** start Data provided **

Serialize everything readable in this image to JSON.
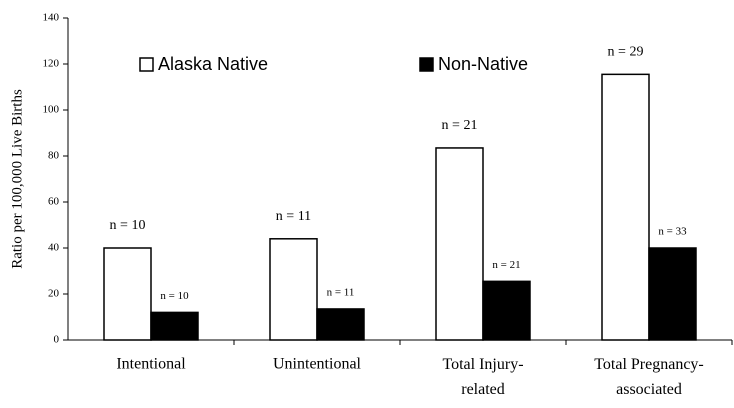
{
  "chart_data": {
    "type": "bar",
    "y_label": "Ratio per 100,000 Live Births",
    "categories": [
      "Intentional",
      "Unintentional",
      "Total Injury-related",
      "Total Pregnancy-associated"
    ],
    "series": [
      {
        "name": "Alaska Native",
        "color": "#ffffff",
        "values": [
          40,
          44,
          83.5,
          115.5
        ],
        "annotations": [
          "n = 10",
          "n = 11",
          "n = 21",
          "n = 29"
        ]
      },
      {
        "name": "Non-Native",
        "color": "#000000",
        "values": [
          12,
          13.5,
          25.5,
          40
        ],
        "annotations": [
          "n = 10",
          "n = 11",
          "n = 21",
          "n = 33"
        ]
      }
    ],
    "ylim": [
      0,
      140
    ],
    "yticks": [
      0,
      20,
      40,
      60,
      80,
      100,
      120,
      140
    ],
    "legend": "top"
  }
}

** end Data provided **

What to produce: Reproduce every line from the entries that holds the word "Total".

Solved problem:
      "Total Injury-related",
      "Total Pregnancy-associated"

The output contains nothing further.